### Task requirements
Skip the pictures and extract all of the lines exactly as written.

### Given data
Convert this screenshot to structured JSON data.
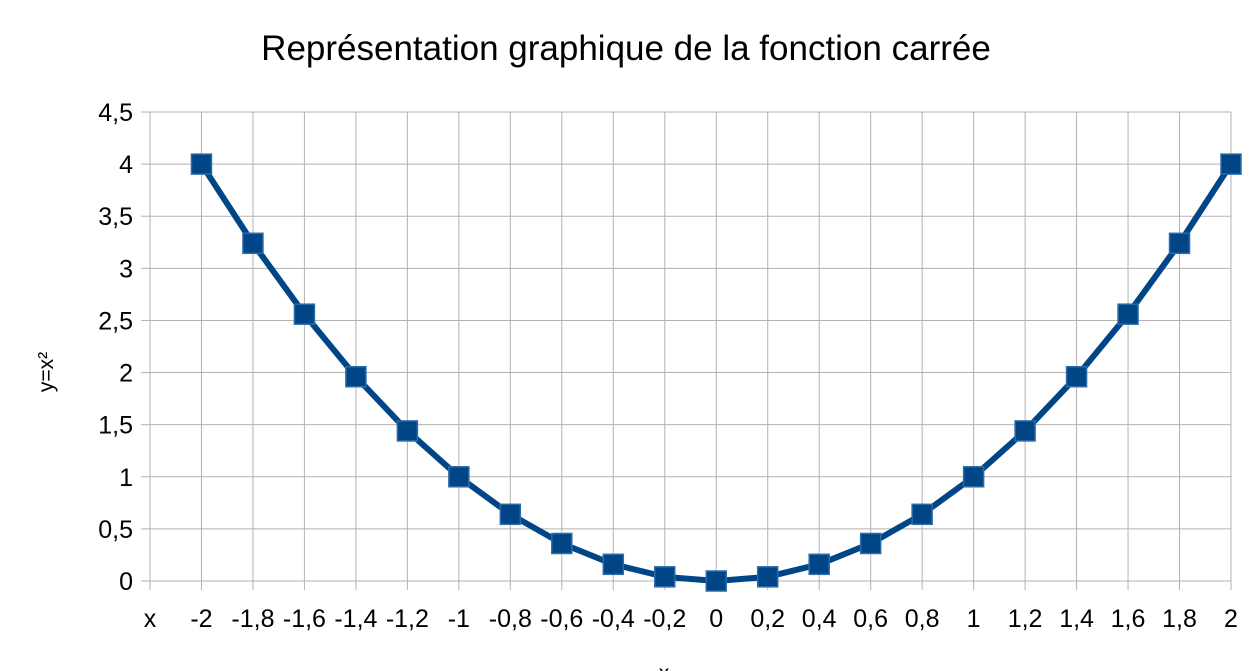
{
  "chart_data": {
    "type": "line",
    "title": "Représentation graphique de la fonction carrée",
    "xlabel": "x",
    "ylabel": "y=x²",
    "categories": [
      "x",
      "-2",
      "-1,8",
      "-1,6",
      "-1,4",
      "-1,2",
      "-1",
      "-0,8",
      "-0,6",
      "-0,4",
      "-0,2",
      "0",
      "0,2",
      "0,4",
      "0,6",
      "0,8",
      "1",
      "1,2",
      "1,4",
      "1,6",
      "1,8",
      "2"
    ],
    "series": [
      {
        "values": [
          null,
          4,
          3.24,
          2.56,
          1.96,
          1.44,
          1,
          0.64,
          0.36,
          0.16,
          0.04,
          0,
          0.04,
          0.16,
          0.36,
          0.64,
          1,
          1.44,
          1.96,
          2.56,
          3.24,
          4
        ],
        "color": "#004586"
      }
    ],
    "ylim": [
      0,
      4.5
    ],
    "yticks": [
      "0",
      "0,5",
      "1",
      "1,5",
      "2",
      "2,5",
      "3",
      "3,5",
      "4",
      "4,5"
    ],
    "grid": true,
    "marker": "square",
    "legend": "none"
  }
}
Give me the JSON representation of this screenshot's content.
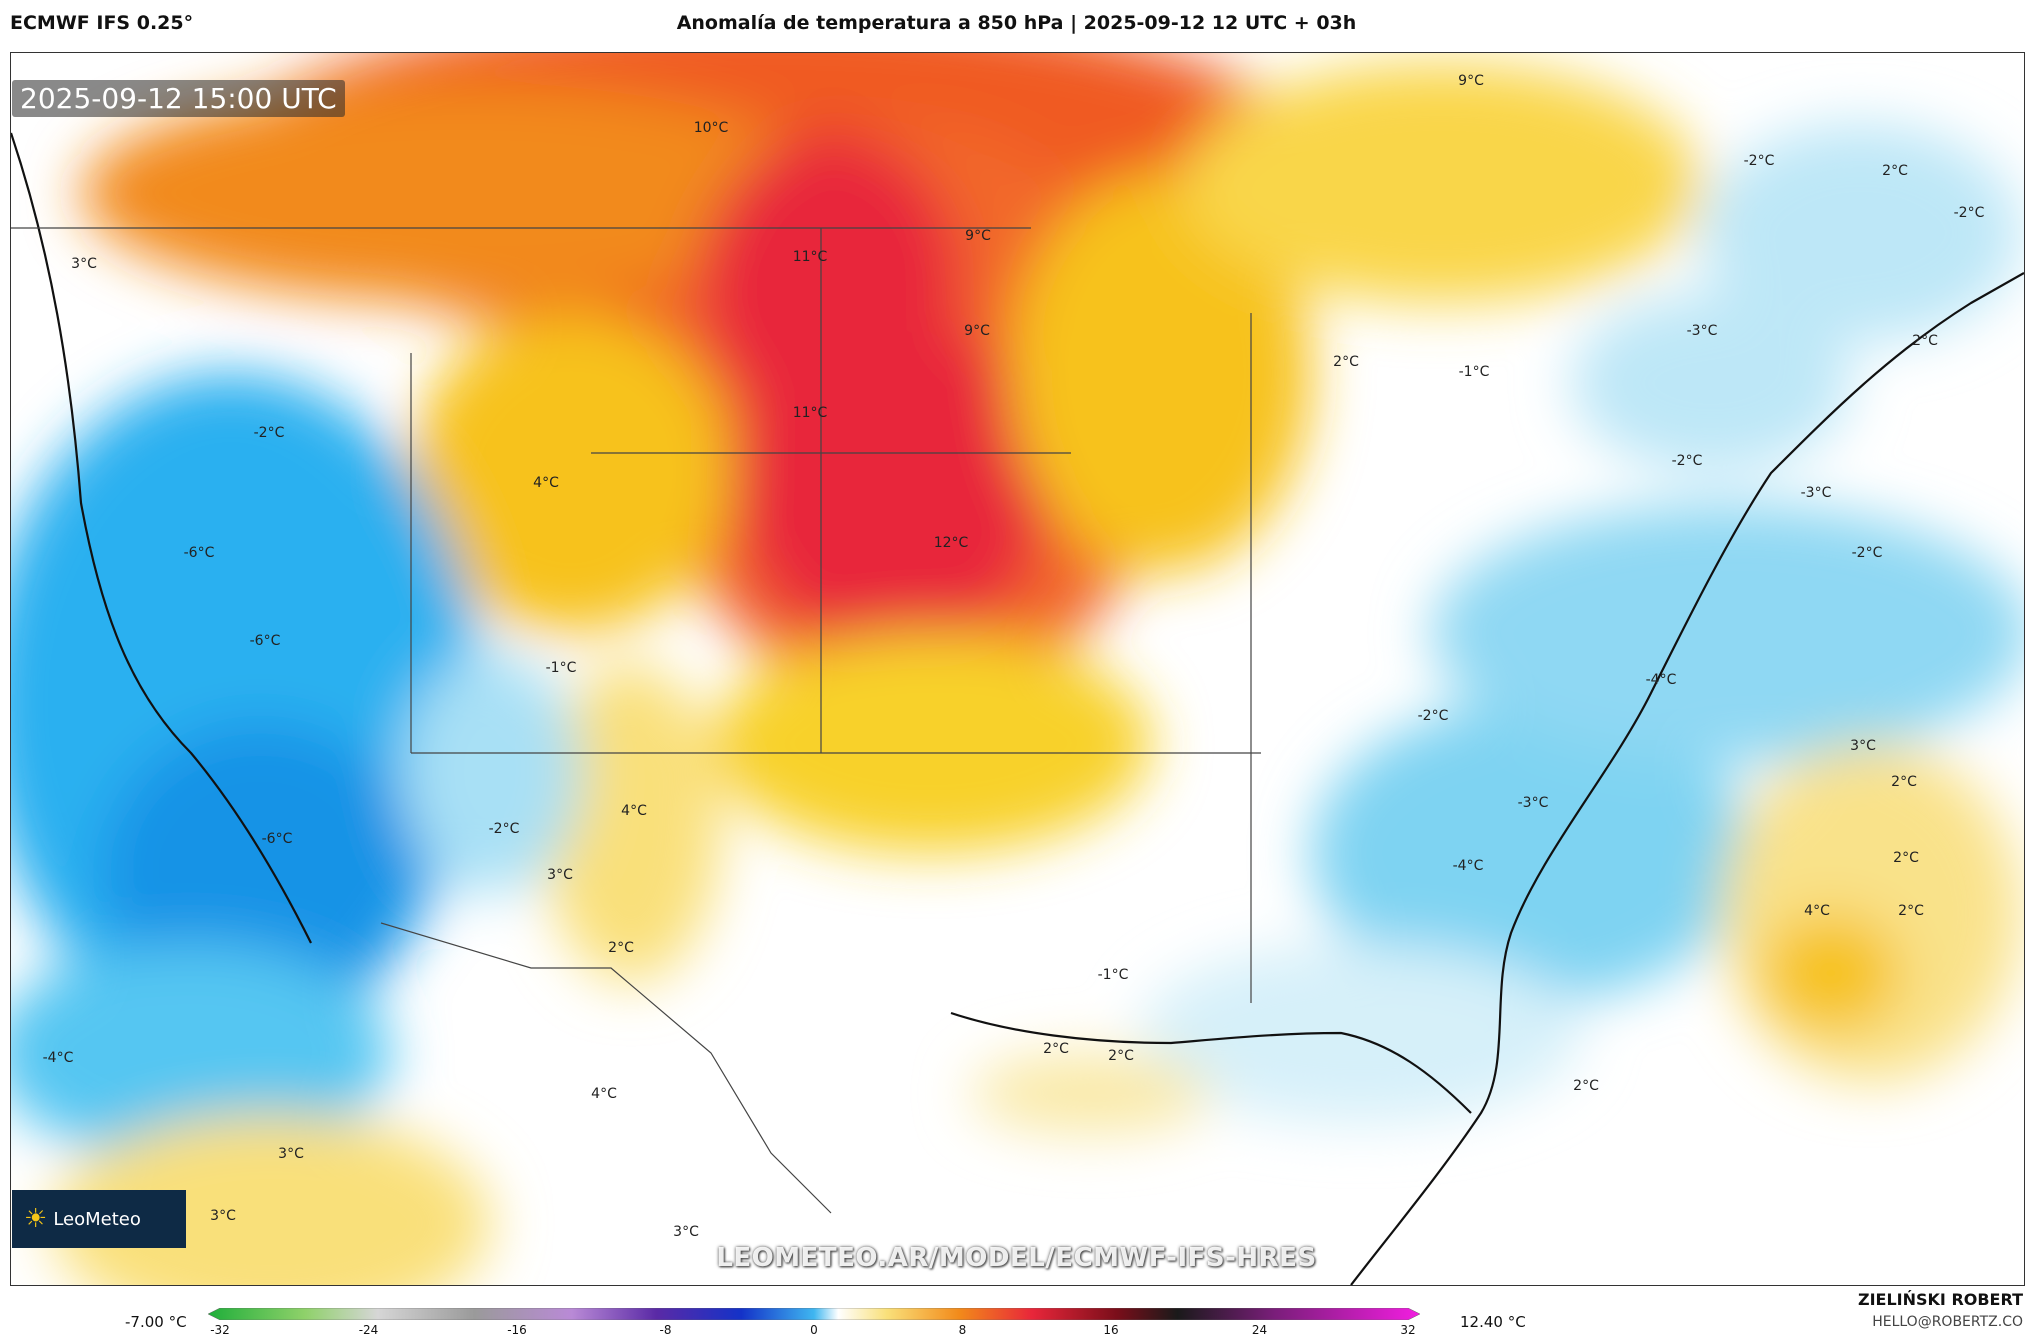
{
  "header": {
    "model": "ECMWF IFS 0.25°",
    "title": "Anomalía de temperatura a 850 hPa | 2025-09-12 12 UTC + 03h"
  },
  "map": {
    "valid_time": "2025-09-12 15:00 UTC",
    "logo_text": "LeoMeteo",
    "watermark": "LEOMETEO.AR/MODEL/ECMWF-IFS-HRES",
    "labels": [
      {
        "text": "9°C"
      },
      {
        "text": "10°C"
      },
      {
        "text": "-2°C"
      },
      {
        "text": "2°C"
      },
      {
        "text": "-2°C"
      },
      {
        "text": "3°C"
      },
      {
        "text": "11°C"
      },
      {
        "text": "9°C"
      },
      {
        "text": "-3°C"
      },
      {
        "text": "2°C"
      },
      {
        "text": "9°C"
      },
      {
        "text": "2°C"
      },
      {
        "text": "-1°C"
      },
      {
        "text": "-2°C"
      },
      {
        "text": "11°C"
      },
      {
        "text": "-2°C"
      },
      {
        "text": "4°C"
      },
      {
        "text": "-3°C"
      },
      {
        "text": "12°C"
      },
      {
        "text": "-6°C"
      },
      {
        "text": "-2°C"
      },
      {
        "text": "-6°C"
      },
      {
        "text": "-1°C"
      },
      {
        "text": "-4°C"
      },
      {
        "text": "-2°C"
      },
      {
        "text": "3°C"
      },
      {
        "text": "4°C"
      },
      {
        "text": "-3°C"
      },
      {
        "text": "2°C"
      },
      {
        "text": "-6°C"
      },
      {
        "text": "-2°C"
      },
      {
        "text": "-4°C"
      },
      {
        "text": "3°C"
      },
      {
        "text": "2°C"
      },
      {
        "text": "4°C"
      },
      {
        "text": "2°C"
      },
      {
        "text": "2°C"
      },
      {
        "text": "-1°C"
      },
      {
        "text": "2°C"
      },
      {
        "text": "2°C"
      },
      {
        "text": "-4°C"
      },
      {
        "text": "4°C"
      },
      {
        "text": "2°C"
      },
      {
        "text": "3°C"
      },
      {
        "text": "3°C"
      },
      {
        "text": "3°C"
      }
    ]
  },
  "colorbar": {
    "min_label": "-7.00 °C",
    "max_label": "12.40 °C",
    "ticks": [
      "-32",
      "-24",
      "-16",
      "-8",
      "0",
      "8",
      "16",
      "24",
      "32"
    ],
    "range": [
      -32,
      32
    ]
  },
  "footer": {
    "author": "ZIELIŃSKI ROBERT",
    "email": "HELLO@ROBERTZ.CO"
  }
}
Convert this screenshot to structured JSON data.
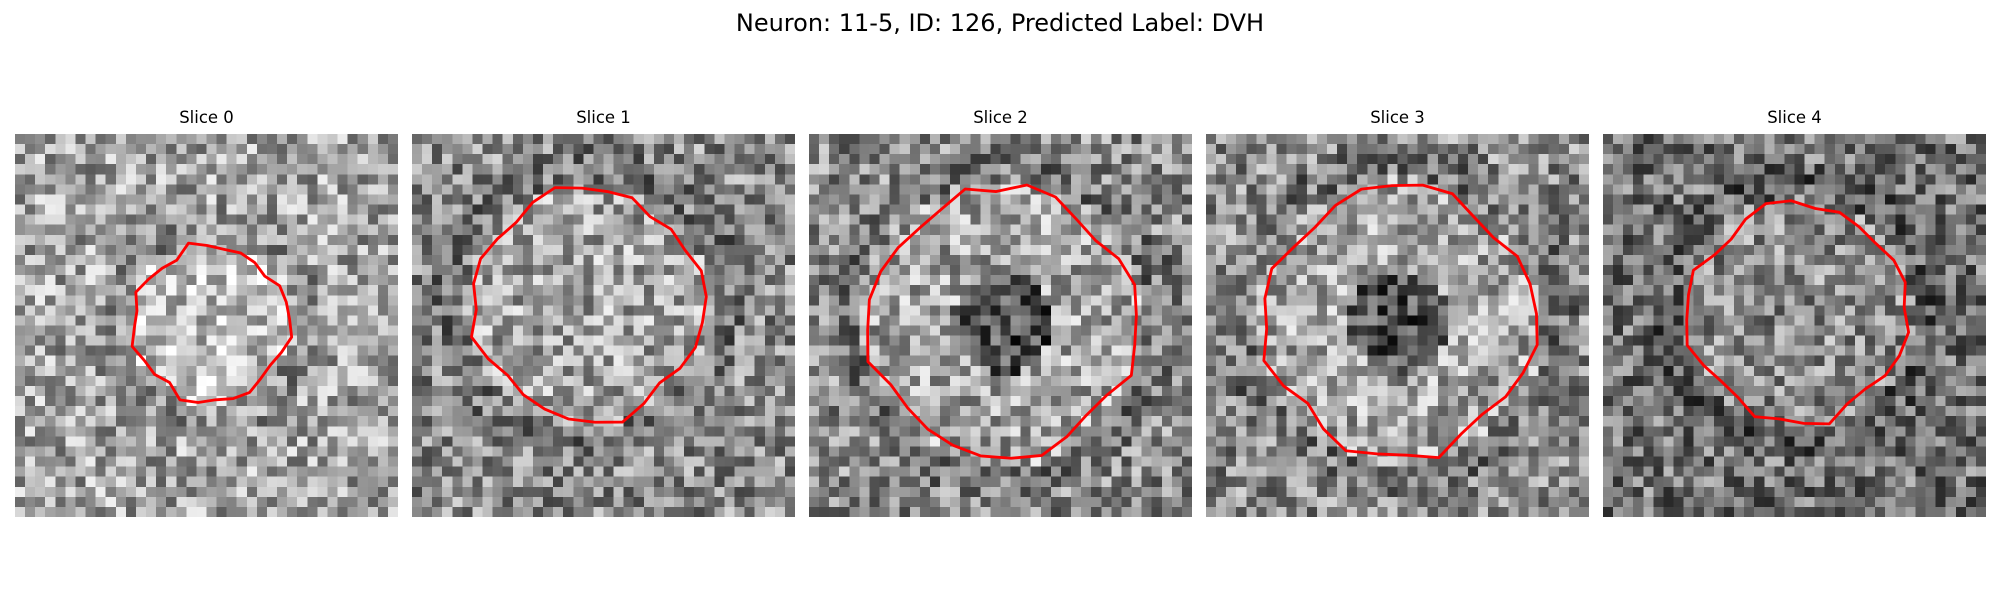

### Answer to this task
Convert this screenshot to structured JSON data.
{
  "chart_data": {
    "type": "line",
    "title": "Représentation graphique de la fonction carrée",
    "xlabel": "x",
    "ylabel": "y=x²",
    "categories": [
      "x",
      "-2",
      "-1,8",
      "-1,6",
      "-1,4",
      "-1,2",
      "-1",
      "-0,8",
      "-0,6",
      "-0,4",
      "-0,2",
      "0",
      "0,2",
      "0,4",
      "0,6",
      "0,8",
      "1",
      "1,2",
      "1,4",
      "1,6",
      "1,8",
      "2"
    ],
    "series": [
      {
        "values": [
          null,
          4,
          3.24,
          2.56,
          1.96,
          1.44,
          1,
          0.64,
          0.36,
          0.16,
          0.04,
          0,
          0.04,
          0.16,
          0.36,
          0.64,
          1,
          1.44,
          1.96,
          2.56,
          3.24,
          4
        ],
        "color": "#004586"
      }
    ],
    "ylim": [
      0,
      4.5
    ],
    "yticks": [
      "0",
      "0,5",
      "1",
      "1,5",
      "2",
      "2,5",
      "3",
      "3,5",
      "4",
      "4,5"
    ],
    "grid": true,
    "marker": "square",
    "legend": "none"
  }
}
Give me the JSON representation of this screenshot's content.
{
  "header": {
    "model": "ECMWF IFS 0.25°",
    "title": "Anomalía de temperatura a 850 hPa | 2025-09-12 12 UTC + 03h"
  },
  "map": {
    "valid_time": "2025-09-12 15:00 UTC",
    "logo_text": "LeoMeteo",
    "watermark": "LEOMETEO.AR/MODEL/ECMWF-IFS-HRES",
    "labels": [
      {
        "text": "9°C"
      },
      {
        "text": "10°C"
      },
      {
        "text": "-2°C"
      },
      {
        "text": "2°C"
      },
      {
        "text": "-2°C"
      },
      {
        "text": "3°C"
      },
      {
        "text": "11°C"
      },
      {
        "text": "9°C"
      },
      {
        "text": "-3°C"
      },
      {
        "text": "2°C"
      },
      {
        "text": "9°C"
      },
      {
        "text": "2°C"
      },
      {
        "text": "-1°C"
      },
      {
        "text": "-2°C"
      },
      {
        "text": "11°C"
      },
      {
        "text": "-2°C"
      },
      {
        "text": "4°C"
      },
      {
        "text": "-3°C"
      },
      {
        "text": "12°C"
      },
      {
        "text": "-6°C"
      },
      {
        "text": "-2°C"
      },
      {
        "text": "-6°C"
      },
      {
        "text": "-1°C"
      },
      {
        "text": "-4°C"
      },
      {
        "text": "-2°C"
      },
      {
        "text": "3°C"
      },
      {
        "text": "4°C"
      },
      {
        "text": "-3°C"
      },
      {
        "text": "2°C"
      },
      {
        "text": "-6°C"
      },
      {
        "text": "-2°C"
      },
      {
        "text": "-4°C"
      },
      {
        "text": "3°C"
      },
      {
        "text": "2°C"
      },
      {
        "text": "4°C"
      },
      {
        "text": "2°C"
      },
      {
        "text": "2°C"
      },
      {
        "text": "-1°C"
      },
      {
        "text": "2°C"
      },
      {
        "text": "2°C"
      },
      {
        "text": "-4°C"
      },
      {
        "text": "4°C"
      },
      {
        "text": "2°C"
      },
      {
        "text": "3°C"
      },
      {
        "text": "3°C"
      },
      {
        "text": "3°C"
      }
    ]
  },
  "colorbar": {
    "min_label": "-7.00 °C",
    "max_label": "12.40 °C",
    "ticks": [
      "-32",
      "-24",
      "-16",
      "-8",
      "0",
      "8",
      "16",
      "24",
      "32"
    ],
    "range": [
      -32,
      32
    ]
  },
  "footer": {
    "author": "ZIELIŃSKI ROBERT",
    "email": "HELLO@ROBERTZ.CO"
  }
}
Convert this screenshot to structured JSON data.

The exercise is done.